What to produce
Reproduce the part of the Elliot Newman interview that opens with the words containing "The need for" and closes with "working in 4K?", changing "high security" to "strict security".

Quoted passage
Wednesday, 4 August 2021

Five Minutes with MPC VFX Supervisor Elliot Newman

copywritten for Sohonet

Elliot Newman is VFX supervisor at MPC Film & Episodic with credits including Jon Favreau’s live-action retelling of The Jungle Book and The Lion King. He and his team have been working with Sohonet Clearview Flex and ClearView Pivot for a year on a major episodic TV project.  

https://www.sohonet.com/our-resources/blogs/five-minutes-with-mpc-vfx-supervisor-elliot-newman/

Elliot Newman:

I was already familiar with a range of remote video services and with ClearView Flex, which we used on the 2019 remake of The Lion King. So, last summer, when we began working on a big TV project for MPC Episodic during lockdown, I requested a ClearView Flex Pro account so we could stream to clients, as well as our internal artists, compositors and lighting teams based outside London. When configuring Flex, I came across (Sohonet’s) Pivot Lite which was very timely as I was trying to figure out the best practice of working from home with 4K media. 

The need for high security restricts our ability to receive media and we were investigating better ways of working remotely securely without the risks of content being downloaded or uploaded. Pivot Lite is the only way to stream 4K content without locally downloading anything. 

Can you explain the challenge of remote working in 4K? 

In VFX you need to work with full quality images at 4K. We need to be authoring at the highest fidelity and if you can’t, you are basically having to guess. If you’re working at 2K in a compressed format then you end up having to zoom into portions of the image and freeze-frame it, which not only slows you down quite a lot, but you potentially miss some detail where you might have made different creative decisions if you’d seen it at full quality. 

So, while all my GUIs and graphics and the way I interact with tools themselves is through remote desktop the quality of that experience doesn’t need to be as demanding because I have ClearView Pivot. Even though the remote desktop software is a compressed video feed I am not too concerned about the quality limitations of that because I’ve also got a full 4K 4:4:4 high-quality stream from Pivot Lite. 

The compromises when you used to work remotely don’t really exist anymore with technologies like Pivot that replicate very closely what you’d experience if you were office-based.  

Can you describe your work set up in more detail? 

In our London office, we have ClearView Pivot to both send and receive. I use that to send media to my Pivot Lite at home while the media remains at all times at MPC. 
At home, I have a monitor dedicated to Pivot Lite – effectively like an SDI monitor. This receives the video stream. I have a second monitor I use for my editing app and GUI. 

The teams I work with mainly use ClearView Flex. When my artists want to see the best experience, they jump onto a Flex session. Flex is good because you don’t need any special hardware and it works over a standard internet connection at a much lower bandwidth. It’s not as good quality as Pivot Lite but it will give you a much better experience than a PCoIP solution – which is how we run our virtual desktops – so it gives a bump up to our internal crew. 

I see that same session over Pivot Lite on my reference monitor and everyone else is running a Chrome or Firefox browser receiving the ClearView Flex. So, everyone sees the same thing albeit Flex is at 2K but it’s still probably the best experience they will have remotely without having the media locally. 

What’s the difference between a remote desktop and ClearView experience?

[Document structure recognition data]
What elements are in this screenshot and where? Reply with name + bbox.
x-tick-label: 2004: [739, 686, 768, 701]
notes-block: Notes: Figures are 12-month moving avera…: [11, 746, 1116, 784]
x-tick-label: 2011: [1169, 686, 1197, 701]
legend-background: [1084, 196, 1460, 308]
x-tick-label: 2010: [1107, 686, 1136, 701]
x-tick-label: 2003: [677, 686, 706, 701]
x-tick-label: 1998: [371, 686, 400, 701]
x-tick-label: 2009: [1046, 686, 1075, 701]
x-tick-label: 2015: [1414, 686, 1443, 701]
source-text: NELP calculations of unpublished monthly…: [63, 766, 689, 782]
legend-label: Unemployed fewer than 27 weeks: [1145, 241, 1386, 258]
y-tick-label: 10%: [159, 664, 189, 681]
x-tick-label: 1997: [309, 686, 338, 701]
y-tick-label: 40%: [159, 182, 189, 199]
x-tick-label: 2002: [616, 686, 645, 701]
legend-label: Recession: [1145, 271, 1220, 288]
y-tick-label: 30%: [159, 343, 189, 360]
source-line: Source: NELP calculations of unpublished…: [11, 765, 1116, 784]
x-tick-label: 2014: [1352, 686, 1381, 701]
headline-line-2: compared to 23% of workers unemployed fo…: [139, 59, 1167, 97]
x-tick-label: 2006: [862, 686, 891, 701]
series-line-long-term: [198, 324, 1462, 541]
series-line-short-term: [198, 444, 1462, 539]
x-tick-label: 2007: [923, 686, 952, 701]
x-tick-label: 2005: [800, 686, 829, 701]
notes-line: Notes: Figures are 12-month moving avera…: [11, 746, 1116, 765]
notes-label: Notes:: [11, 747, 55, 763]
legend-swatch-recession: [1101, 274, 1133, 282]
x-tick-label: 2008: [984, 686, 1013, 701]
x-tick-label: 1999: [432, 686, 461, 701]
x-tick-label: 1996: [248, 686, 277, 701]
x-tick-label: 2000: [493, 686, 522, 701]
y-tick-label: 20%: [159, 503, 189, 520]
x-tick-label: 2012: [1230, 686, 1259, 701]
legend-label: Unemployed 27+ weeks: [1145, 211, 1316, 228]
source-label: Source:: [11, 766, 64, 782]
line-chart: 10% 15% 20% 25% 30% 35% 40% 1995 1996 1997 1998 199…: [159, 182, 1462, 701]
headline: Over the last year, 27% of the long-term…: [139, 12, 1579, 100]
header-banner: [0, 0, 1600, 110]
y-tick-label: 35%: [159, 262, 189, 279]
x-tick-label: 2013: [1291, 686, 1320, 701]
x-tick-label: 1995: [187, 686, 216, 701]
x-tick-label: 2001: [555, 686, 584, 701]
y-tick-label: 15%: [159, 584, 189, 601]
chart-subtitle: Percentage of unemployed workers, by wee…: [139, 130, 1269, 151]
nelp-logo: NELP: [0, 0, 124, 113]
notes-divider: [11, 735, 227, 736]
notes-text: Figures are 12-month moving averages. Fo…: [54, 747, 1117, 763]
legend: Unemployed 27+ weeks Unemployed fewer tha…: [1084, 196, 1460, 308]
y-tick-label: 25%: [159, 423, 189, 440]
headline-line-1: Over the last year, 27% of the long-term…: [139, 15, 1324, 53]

Your response
The need for strict security restricts our ability to receive media and we were investigating better ways of working remotely securely without the risks of content being downloaded or uploaded. Pivot Lite is the only way to stream 4K content without locally downloading anything. 

Can you explain the challenge of remote working in 4K?